> Written exercise:
In the passage on the Amish and Wisconsin's school-leaving age, which case did the Chief Justice cite when rejecting the state's claim that the free exercise clause protects belief but not action?

> Selection:
━━━━━━━━━━━━━━━━━━━━━━━━━━━━━━
Wisconsin's school-leaving age was sixteen. Members of the Old Order Amish religion declined, on religious grounds, to send their children to school beyond the eighth grade. Wisconsin chose to force the issue, and counsel for the Amish defendants replied that while the requirement might be valid as to others, the free exercise clause of the first amendment required exemption in the case of the Amish.

Chief Justice warren e. burger, speaking for the Supreme Court, was much impressed by the Amish way of life. He rejected Wisconsin's argument that belief but not action was protected by the free exercise clause, and cited sherbert v. verner (1963). Nor was the Chief Justice convinced by the state's assertion of a compelling state interest. Nothing indicated that Amish children would suffer from the lack of high school education. Burger stressed that the Amish would have lost had they based their claim on "subjective evaluations and rejections of the contemporary social values accepted by the majority."
━━━━━━━━━━━━━━━━━━━━━━━━━━━━━━
> Recorded data:
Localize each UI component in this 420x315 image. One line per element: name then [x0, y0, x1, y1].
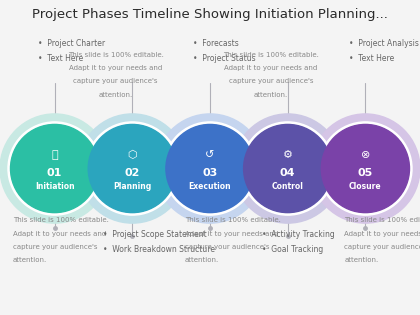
Text: •  Project Status: • Project Status	[193, 54, 256, 64]
Text: This slide is 100% editable.: This slide is 100% editable.	[68, 52, 163, 58]
Ellipse shape	[321, 124, 410, 213]
Ellipse shape	[233, 114, 342, 223]
Text: This slide is 100% editable.: This slide is 100% editable.	[185, 217, 281, 223]
Text: Control: Control	[272, 182, 304, 191]
Ellipse shape	[155, 114, 265, 223]
Text: ⏻: ⏻	[51, 150, 58, 160]
Text: Adapt it to your needs and: Adapt it to your needs and	[185, 231, 278, 237]
Text: Adapt it to your needs and: Adapt it to your needs and	[13, 231, 106, 237]
Ellipse shape	[166, 124, 254, 213]
Text: attention.: attention.	[98, 92, 133, 98]
Text: attention.: attention.	[344, 257, 379, 263]
Text: Adapt it to your needs and: Adapt it to your needs and	[344, 231, 420, 237]
Text: •  Goal Tracking: • Goal Tracking	[262, 245, 324, 254]
Ellipse shape	[78, 114, 187, 223]
Text: Initiation: Initiation	[35, 182, 74, 191]
Text: This slide is 100% editable.: This slide is 100% editable.	[344, 217, 420, 223]
Text: •  Project Analysis: • Project Analysis	[349, 39, 418, 49]
Ellipse shape	[244, 124, 332, 213]
Ellipse shape	[319, 122, 412, 215]
Text: •  Work Breakdown Structure: • Work Breakdown Structure	[103, 245, 215, 254]
Text: ↺: ↺	[205, 150, 215, 160]
Text: Closure: Closure	[349, 182, 382, 191]
Text: This slide is 100% editable.: This slide is 100% editable.	[13, 217, 108, 223]
Text: capture your audience's: capture your audience's	[13, 244, 97, 250]
Ellipse shape	[311, 114, 420, 223]
Text: Project Phases Timeline Showing Initiation Planning...: Project Phases Timeline Showing Initiati…	[32, 8, 388, 21]
Text: ⬡: ⬡	[127, 150, 137, 160]
Text: 02: 02	[125, 169, 140, 179]
Text: •  Text Here: • Text Here	[38, 54, 83, 64]
Text: capture your audience's: capture your audience's	[228, 78, 313, 84]
Ellipse shape	[88, 124, 176, 213]
Text: •  Forecasts: • Forecasts	[193, 39, 239, 49]
Ellipse shape	[10, 124, 99, 213]
Text: •  Project Scope Statement: • Project Scope Statement	[103, 230, 207, 239]
Text: attention.: attention.	[254, 92, 288, 98]
Text: •  Project Charter: • Project Charter	[38, 39, 105, 49]
Ellipse shape	[241, 122, 334, 215]
Text: •  Activity Tracking: • Activity Tracking	[262, 230, 335, 239]
Text: capture your audience's: capture your audience's	[344, 244, 420, 250]
Text: attention.: attention.	[185, 257, 219, 263]
Text: Execution: Execution	[189, 182, 231, 191]
Text: Planning: Planning	[113, 182, 152, 191]
Text: 05: 05	[358, 169, 373, 179]
Text: This slide is 100% editable.: This slide is 100% editable.	[223, 52, 319, 58]
Ellipse shape	[163, 122, 257, 215]
Text: attention.: attention.	[13, 257, 47, 263]
Text: 04: 04	[280, 169, 295, 179]
Text: 03: 03	[202, 169, 218, 179]
Ellipse shape	[0, 114, 109, 223]
Text: Adapt it to your needs and: Adapt it to your needs and	[224, 65, 318, 71]
Text: Adapt it to your needs and: Adapt it to your needs and	[69, 65, 162, 71]
Text: capture your audience's: capture your audience's	[73, 78, 158, 84]
Text: ⚙: ⚙	[283, 150, 293, 160]
Ellipse shape	[86, 122, 179, 215]
Text: 01: 01	[47, 169, 62, 179]
Text: ⊗: ⊗	[361, 150, 370, 160]
Ellipse shape	[8, 122, 101, 215]
Text: capture your audience's: capture your audience's	[185, 244, 269, 250]
Text: •  Text Here: • Text Here	[349, 54, 394, 64]
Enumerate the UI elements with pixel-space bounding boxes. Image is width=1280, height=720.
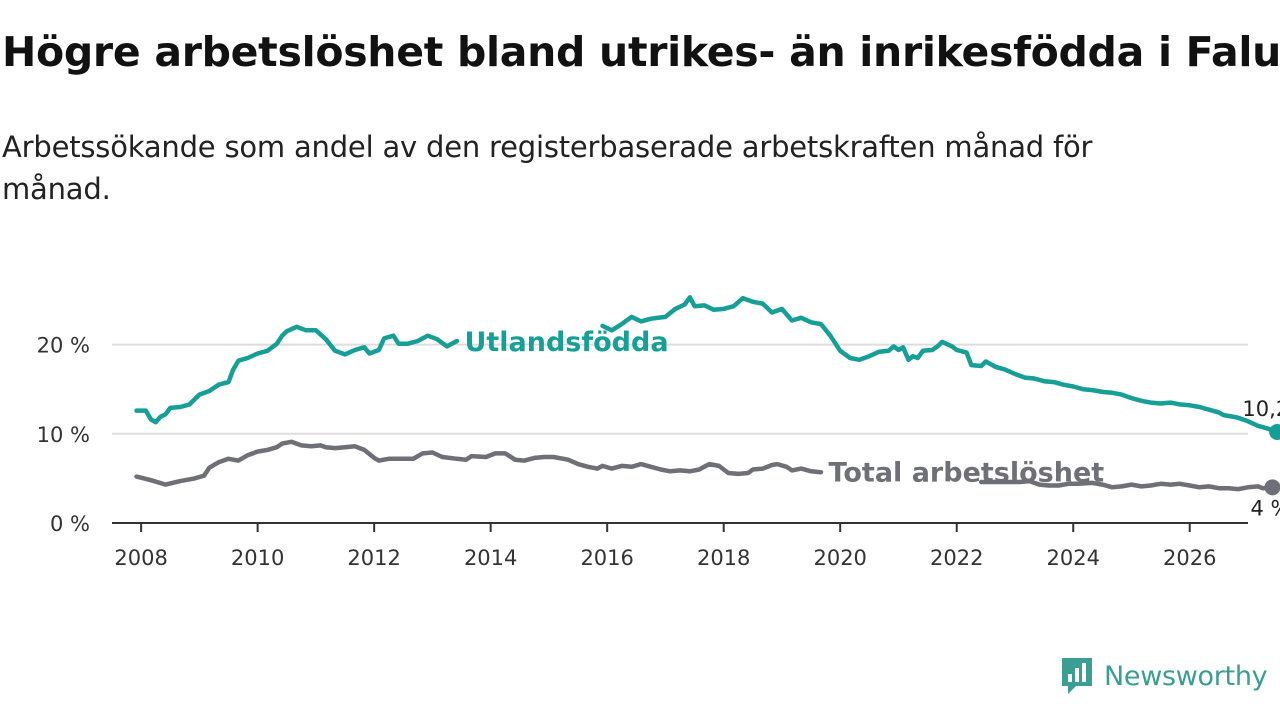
series-label-total-arbetsloshet: Total arbetslöshet [829,457,1105,488]
series-line-utlandsfodda [134,295,1280,435]
x-tick-label-2018: 2018 [697,546,750,570]
series-labels: Utlandsfödda Total arbetslöshet 10,2 % 4 % [464,327,1280,520]
end-point-utlandsfodda [1269,424,1280,441]
x-tick-label-2014: 2014 [464,546,517,570]
newsworthy-logo-icon [1062,658,1092,694]
series-group [134,295,1280,496]
x-tick-label-2016: 2016 [580,546,633,570]
gridlines [112,343,1248,435]
chart-subtitle: Arbetssökande som andel av den registerb… [2,130,1093,206]
end-point-total-arbetsloshet [1264,479,1280,496]
x-tick-label-2020: 2020 [813,546,866,570]
y-axis: 0 % 10 % 20 % [37,334,90,536]
y-tick-label-20: 20 % [37,334,90,358]
x-tick-label-2022: 2022 [930,546,983,570]
x-tick-label-2010: 2010 [231,546,284,570]
y-tick-label-0: 0 % [50,512,90,536]
x-axis: 2008 2010 2012 2014 2016 2018 2020 2022 2024 2026 [112,522,1248,570]
x-tick-label-2008: 2008 [114,546,167,570]
end-value-label-utlandsfodda: 10,2 % [1242,397,1280,421]
x-tick-label-2026: 2026 [1163,546,1216,570]
chart-title: Högre arbetslöshet bland utrikes- än inr… [2,28,1280,76]
brand-name: Newsworthy [1104,660,1268,692]
x-tick-label-2024: 2024 [1047,546,1100,570]
end-value-label-total-arbetsloshet: 4 % [1250,496,1280,520]
brand-logo: Newsworthy [1060,654,1268,698]
x-tick-label-2012: 2012 [347,546,400,570]
y-tick-label-10: 10 % [37,423,90,447]
series-line-total-arbetsloshet [134,439,1275,492]
series-label-utlandsfodda: Utlandsfödda [464,327,668,358]
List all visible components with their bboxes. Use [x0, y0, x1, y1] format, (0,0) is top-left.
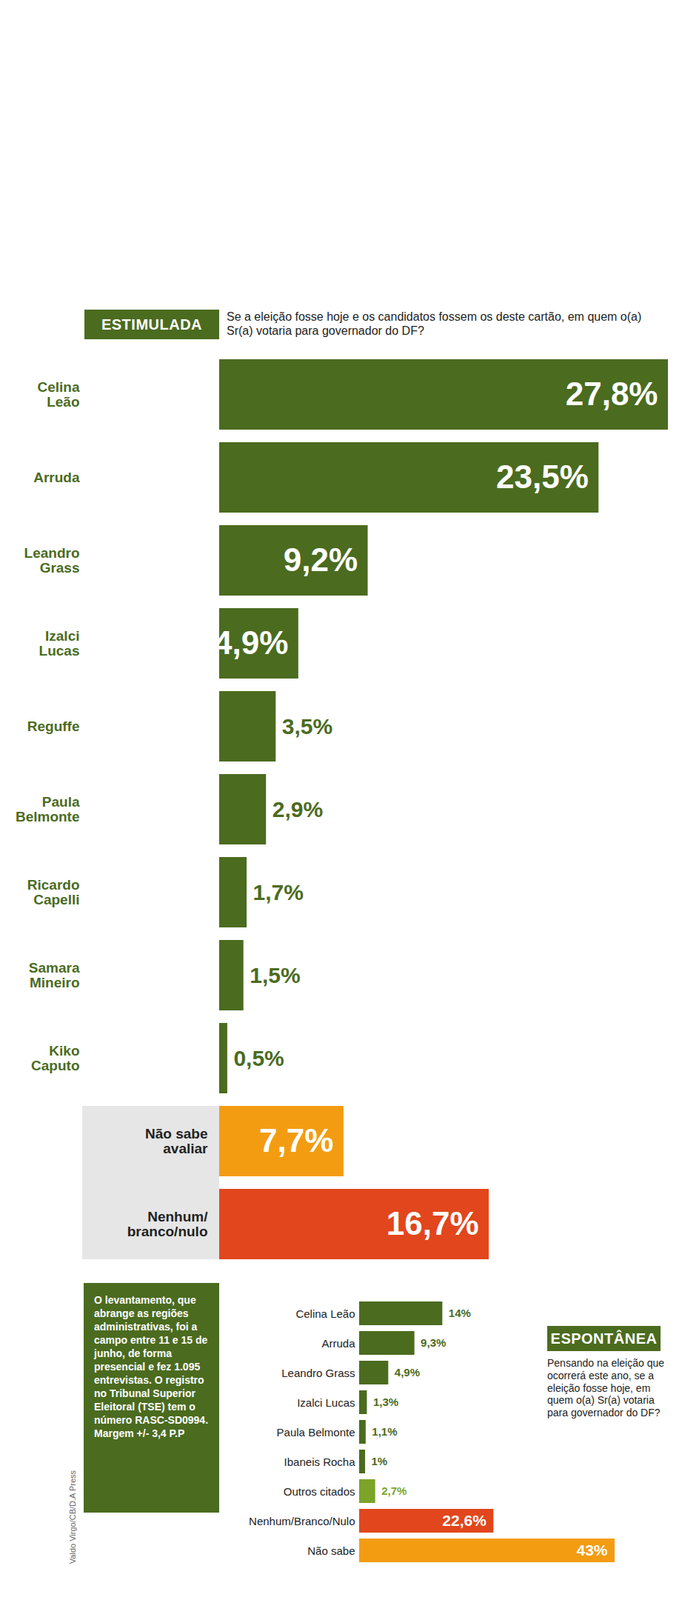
svg-text:Arruda: Arruda — [33, 469, 80, 486]
svg-text:27,8%: 27,8% — [565, 375, 659, 412]
html-text:ESPONTÂNEA: ESPONTÂNEA — [550, 1329, 658, 1346]
svg-text:9,3%: 9,3% — [420, 1335, 446, 1349]
html-text:ESTIMULADA: ESTIMULADA — [101, 315, 203, 333]
svg-text:3,5%: 3,5% — [282, 713, 333, 739]
svg-text:KikoCaputo: KikoCaputo — [31, 1042, 80, 1073]
svg-text:7,7%: 7,7% — [259, 1121, 334, 1159]
svg-text:43%: 43% — [576, 1540, 608, 1559]
html-text:Pensando na eleição que ocorre: Pensando na eleição que ocorrerá este an… — [547, 1356, 665, 1419]
svg-text:CelinaLeão: CelinaLeão — [37, 379, 80, 410]
svg-text:Ibaneis Rocha: Ibaneis Rocha — [284, 1455, 357, 1468]
svg-text:1,3%: 1,3% — [373, 1395, 399, 1408]
svg-text:22,6%: 22,6% — [442, 1511, 487, 1529]
svg-text:RicardoCapelli: RicardoCapelli — [27, 876, 80, 908]
svg-text:4,9%: 4,9% — [394, 1365, 420, 1379]
svg-text:1,5%: 1,5% — [249, 962, 300, 988]
svg-text:IzalciLucas: IzalciLucas — [39, 627, 80, 659]
svg-text:0,5%: 0,5% — [233, 1045, 284, 1071]
svg-text:1%: 1% — [371, 1454, 389, 1467]
svg-text:Nenhum/branco/nulo: Nenhum/branco/nulo — [127, 1208, 209, 1239]
svg-text:Celina Leão: Celina Leão — [295, 1306, 355, 1320]
svg-text:9,2%: 9,2% — [283, 541, 358, 578]
svg-text:Não sabeavaliar: Não sabeavaliar — [145, 1125, 209, 1156]
svg-text:Não sabe: Não sabe — [307, 1543, 355, 1557]
svg-text:Paula Belmonte: Paula Belmonte — [276, 1425, 356, 1439]
svg-text:SamaraMineiro: SamaraMineiro — [28, 959, 80, 991]
html-text:O levantamento, que abrange as: O levantamento, que abrange as regiões a… — [94, 1293, 209, 1439]
svg-text:PaulaBelmonte: PaulaBelmonte — [15, 793, 80, 825]
html-text:Se a eleição fosse hoje e os c: Se a eleição fosse hoje e os candidatos … — [226, 310, 642, 338]
svg-text:1,1%: 1,1% — [371, 1424, 397, 1438]
svg-text:Outros citados: Outros citados — [283, 1484, 356, 1498]
svg-text:Nenhum/Branco/Nulo: Nenhum/Branco/Nulo — [248, 1514, 355, 1527]
svg-text:Izalci Lucas: Izalci Lucas — [296, 1395, 355, 1409]
svg-text:2,7%: 2,7% — [381, 1483, 407, 1497]
svg-text:LeandroGrass: LeandroGrass — [24, 545, 80, 576]
svg-text:Reguffe: Reguffe — [27, 718, 80, 734]
svg-text:Arruda: Arruda — [321, 1336, 356, 1350]
svg-text:14%: 14% — [448, 1306, 471, 1319]
svg-text:1,7%: 1,7% — [253, 879, 304, 905]
svg-text:2,9%: 2,9% — [272, 796, 323, 822]
html-text:Valdo Virgo/CB/D.A Press: Valdo Virgo/CB/D.A Press — [68, 1469, 78, 1564]
svg-text:23,5%: 23,5% — [496, 458, 589, 495]
svg-text:Leandro Grass: Leandro Grass — [281, 1366, 355, 1379]
svg-text:16,7%: 16,7% — [386, 1204, 480, 1242]
svg-text:4,9%: 4,9% — [214, 624, 289, 661]
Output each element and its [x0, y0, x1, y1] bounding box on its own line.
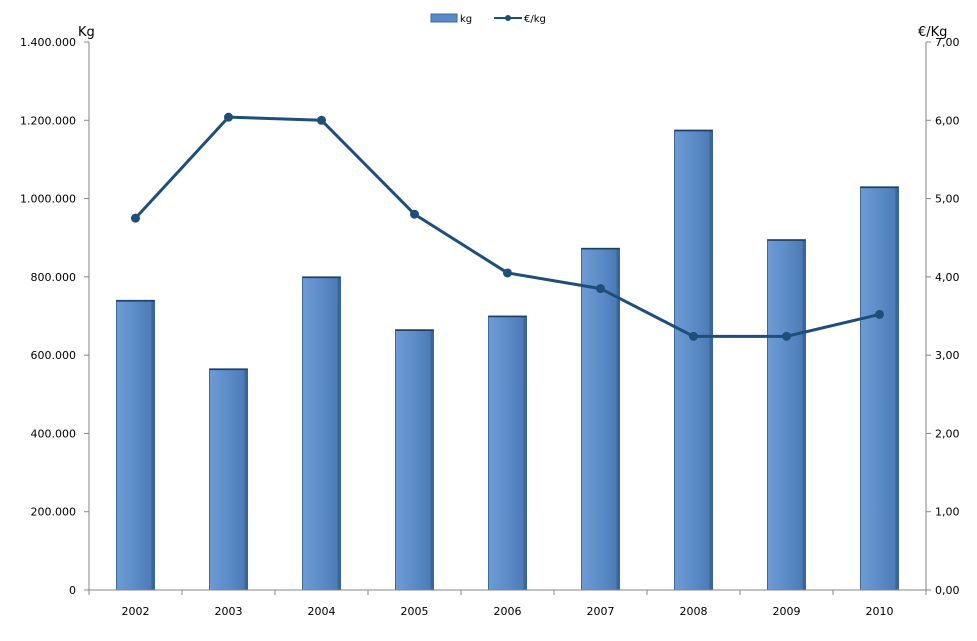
x-tick-label-2007: 2007: [587, 605, 615, 618]
y2-tick-label: 2,00: [935, 427, 960, 440]
x-tick-label-2002: 2002: [122, 605, 150, 618]
x-tick-label-2010: 2010: [866, 605, 894, 618]
price-point-2006: [503, 268, 512, 278]
y-tick-label: 200.000: [31, 506, 77, 519]
line-layer: [131, 112, 884, 341]
y2-tick-label: 6,00: [935, 114, 960, 127]
y-axis-title: Kg: [78, 25, 95, 40]
y2-tick-label: 5,00: [935, 193, 960, 206]
bar-2004: [302, 276, 341, 591]
legend-bar-label: kg: [460, 14, 472, 25]
legend-bar-swatch: [430, 13, 458, 23]
bars-layer: [116, 129, 899, 591]
axes-layer: 0 200.000 400.000 600.000 800.000 1.000.000 1.…: [20, 36, 959, 618]
price-point-2008: [689, 331, 698, 341]
y-tick-label: 600.000: [31, 349, 77, 362]
bar-shade-2003: [244, 368, 248, 590]
x-tick-label-2006: 2006: [494, 605, 522, 618]
bar-2005: [395, 329, 434, 591]
y2-tick-label: 4,00: [935, 271, 960, 284]
x-tick-label-2009: 2009: [773, 605, 801, 618]
price-point-2005: [410, 209, 419, 219]
y-tick-label: 1.000.000: [20, 193, 76, 206]
price-point-2007: [596, 284, 605, 294]
bar-shade-2002: [151, 300, 155, 590]
y-tick-label: 800.000: [31, 271, 77, 284]
y-tick-label: 400.000: [31, 427, 77, 440]
y-tick-label: 1.200.000: [20, 114, 76, 127]
y2-tick-label: 3,00: [935, 349, 960, 362]
price-point-2010: [875, 309, 884, 319]
x-tick-label-2008: 2008: [680, 605, 708, 618]
bar-2002: [116, 299, 155, 591]
labels-layer: Kg €/Kg: [78, 25, 947, 40]
x-tick-label-2005: 2005: [401, 605, 429, 618]
legend-line-label: €/kg: [524, 14, 546, 25]
bar-shade-2008: [709, 130, 713, 591]
y2-tick-label: 1,00: [935, 506, 960, 519]
bar-shade-2006: [523, 316, 527, 590]
price-point-2004: [317, 115, 326, 125]
legend: kg €/kg: [430, 13, 546, 25]
y2-tick-label: 7,00: [935, 36, 960, 49]
bar-shade-2009: [802, 239, 806, 590]
x-tick-label-2003: 2003: [215, 605, 243, 618]
bar-2006: [488, 315, 527, 591]
bar-2007: [581, 247, 620, 591]
y2-tick-label: 0,00: [935, 584, 960, 597]
legend-line-marker: [505, 15, 511, 21]
bar-shade-2004: [337, 276, 341, 590]
price-point-2002: [131, 213, 140, 223]
price-point-2003: [224, 112, 233, 122]
price-point-2009: [782, 331, 791, 341]
x-tick-label-2004: 2004: [308, 605, 336, 618]
bar-shade-2005: [430, 329, 434, 590]
bar-shade-2007: [616, 248, 620, 591]
bar-2003: [209, 368, 248, 591]
bar-2010: [860, 186, 899, 591]
bar-2009: [767, 239, 806, 591]
y2-axis-title: €/Kg: [918, 25, 947, 40]
bar-shade-2010: [895, 186, 899, 591]
bar-2008: [674, 129, 713, 591]
y-tick-label: 0: [69, 584, 76, 597]
y-tick-label: 1.400.000: [20, 36, 76, 49]
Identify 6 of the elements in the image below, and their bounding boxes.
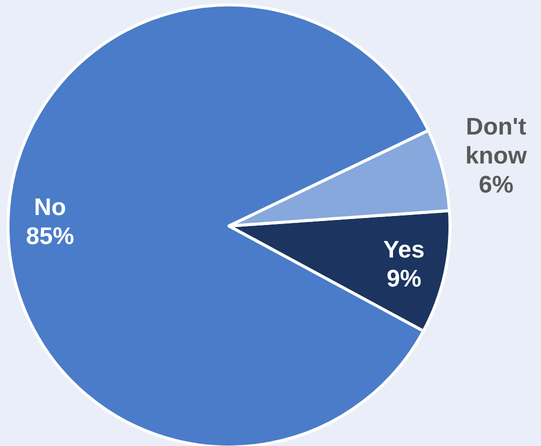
data-label: 9% (386, 265, 422, 292)
data-label: 6% (478, 171, 514, 198)
data-label: 85% (26, 223, 74, 250)
slice-label: Don't know (465, 113, 528, 170)
slice-label: Yes (383, 236, 425, 264)
slice-label: No (34, 194, 66, 222)
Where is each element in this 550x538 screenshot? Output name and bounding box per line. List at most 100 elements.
━━━━━━━━━━━━━━━━━━━━━━━━━━━━━━
> Finished answer:
Sherbert v. Verner (1963).